_What the task requires:_
Using the listing below, please gather every line containing the word "江清月近人".

_Stored rows:_

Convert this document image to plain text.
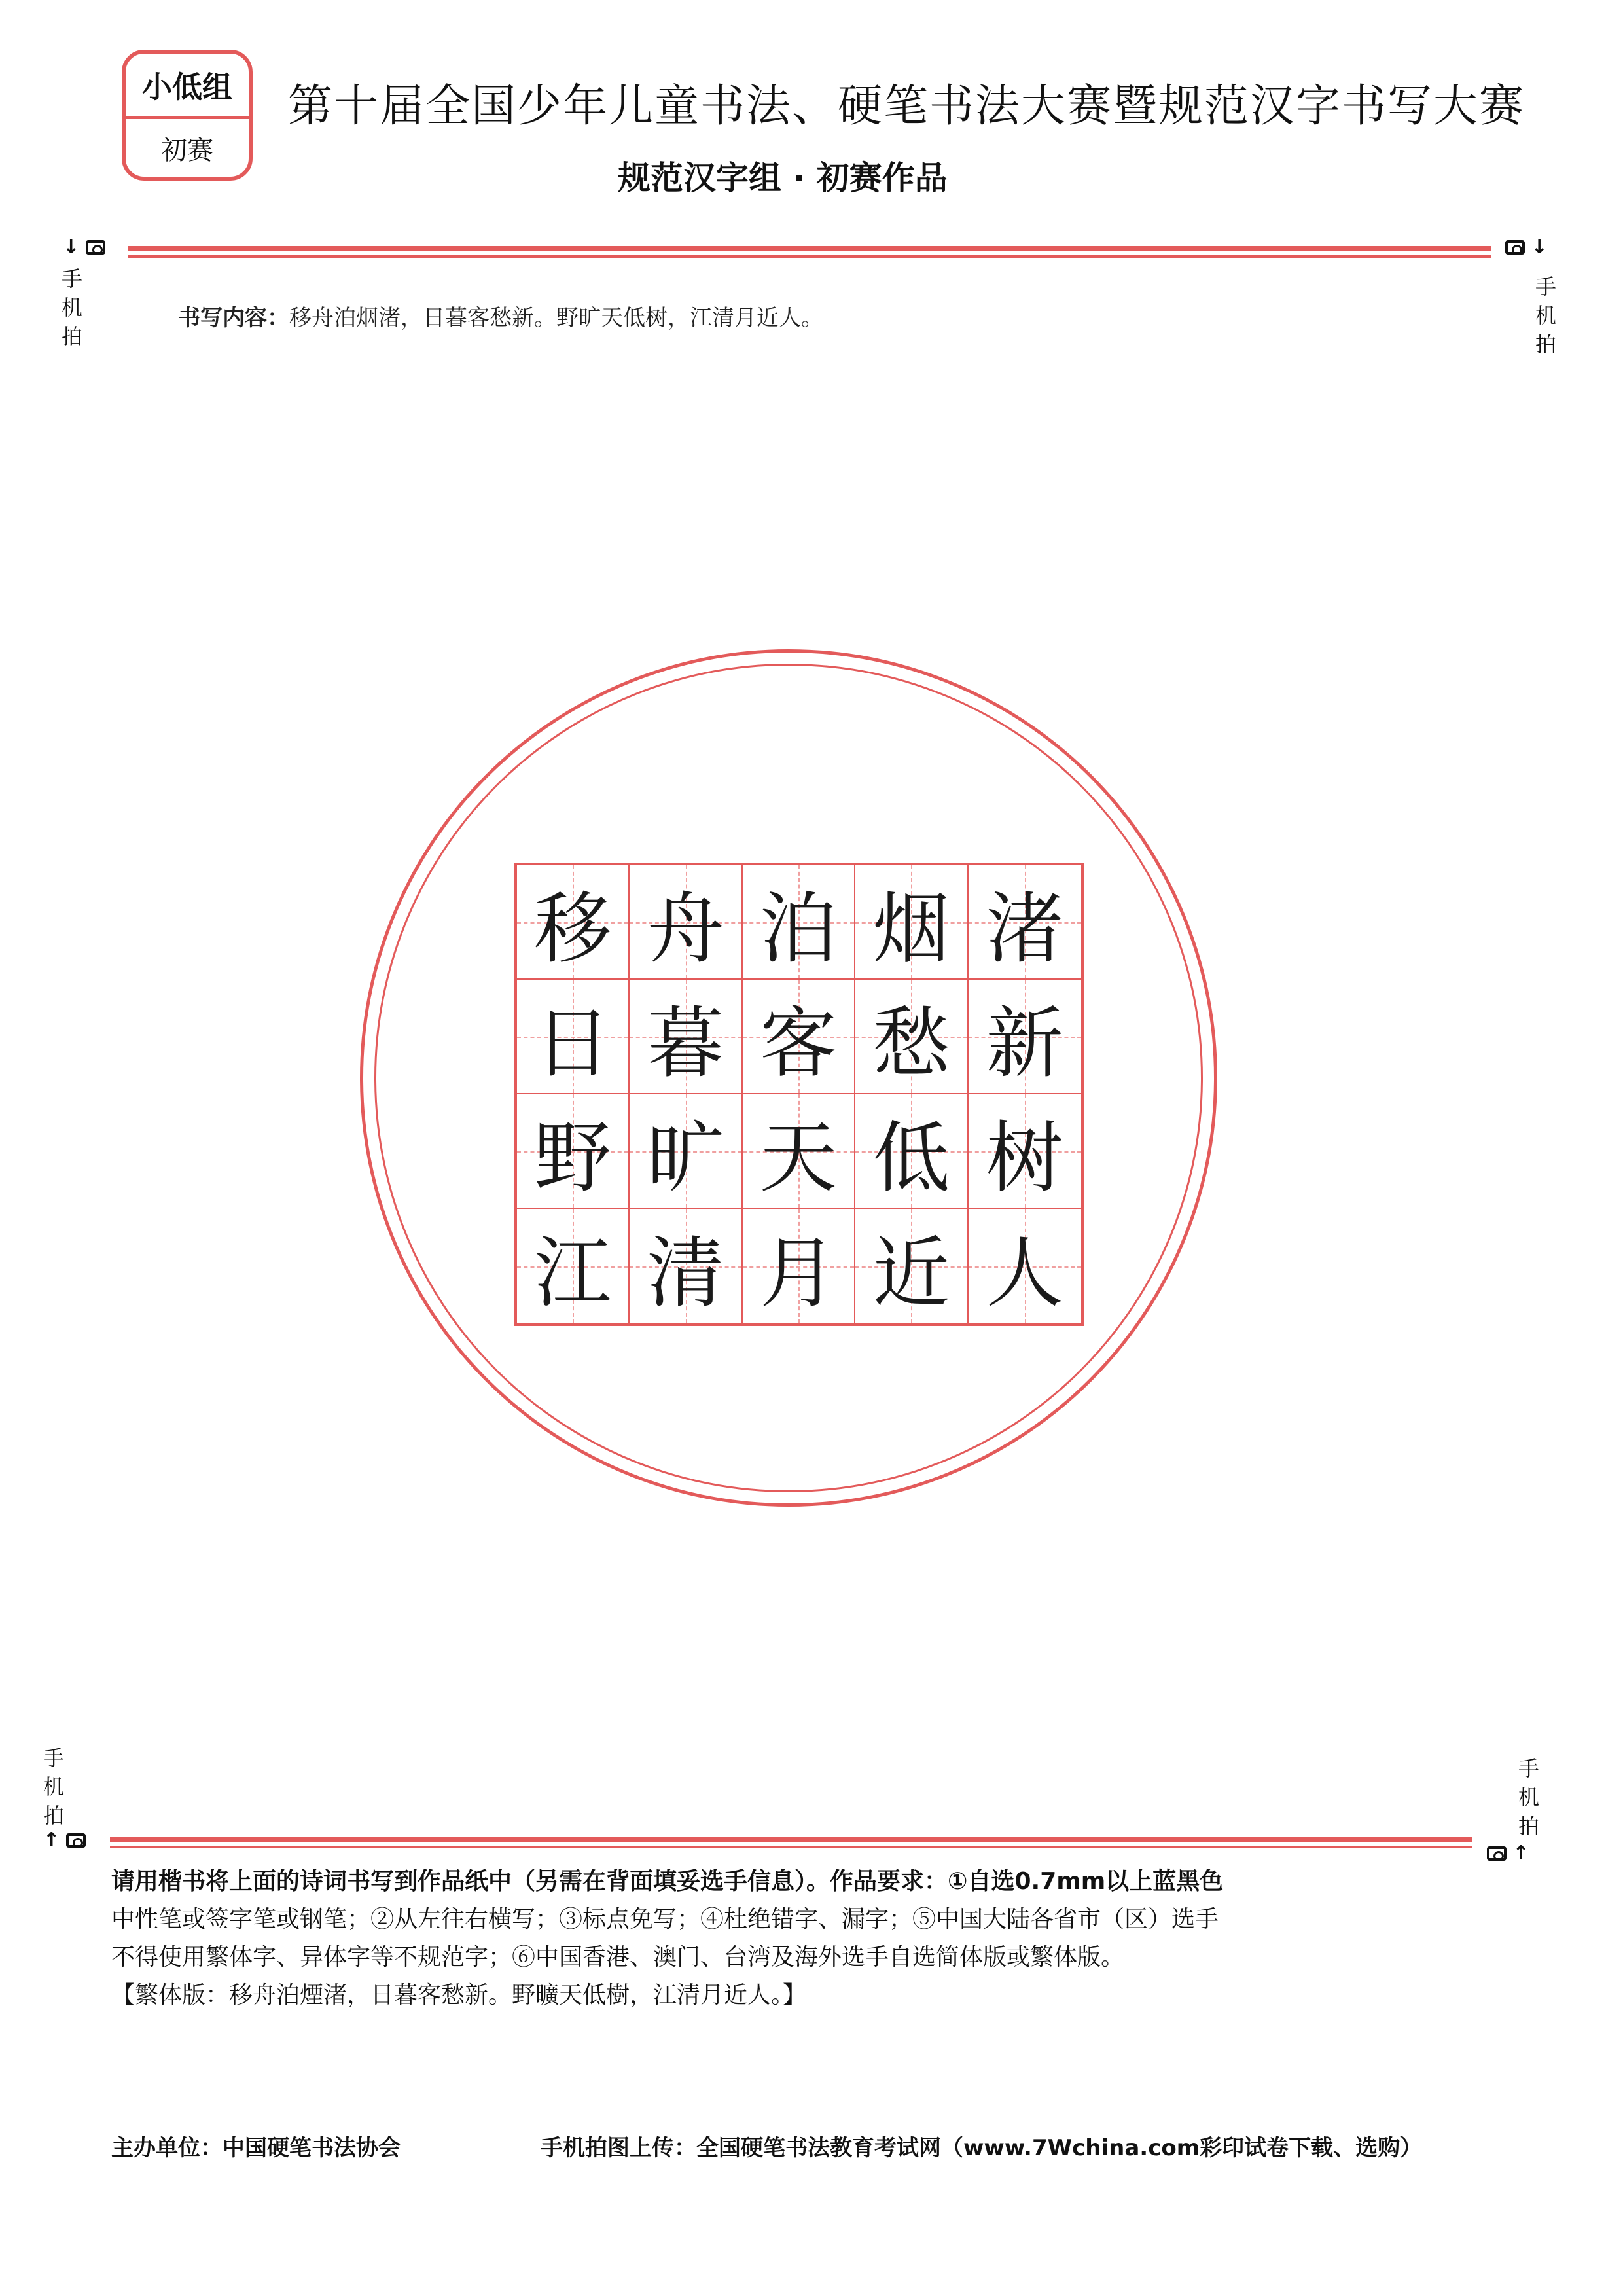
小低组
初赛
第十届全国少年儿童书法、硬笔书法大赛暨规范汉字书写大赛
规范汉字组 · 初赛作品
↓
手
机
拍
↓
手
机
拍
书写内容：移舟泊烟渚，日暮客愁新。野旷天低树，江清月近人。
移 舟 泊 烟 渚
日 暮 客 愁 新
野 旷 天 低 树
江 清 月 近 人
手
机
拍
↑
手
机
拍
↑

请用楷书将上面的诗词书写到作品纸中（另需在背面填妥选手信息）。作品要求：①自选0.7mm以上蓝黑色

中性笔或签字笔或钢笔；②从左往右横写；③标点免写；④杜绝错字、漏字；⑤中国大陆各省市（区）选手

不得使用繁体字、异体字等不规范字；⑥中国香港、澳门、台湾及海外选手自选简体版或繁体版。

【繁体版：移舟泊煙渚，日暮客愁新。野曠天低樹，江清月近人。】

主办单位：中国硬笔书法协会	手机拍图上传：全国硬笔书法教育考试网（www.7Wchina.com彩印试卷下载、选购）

_Reply:_
书写内容：移舟泊烟渚，日暮客愁新。野旷天低树，江清月近人。
【繁体版：移舟泊煙渚，日暮客愁新。野曠天低樹，江清月近人。】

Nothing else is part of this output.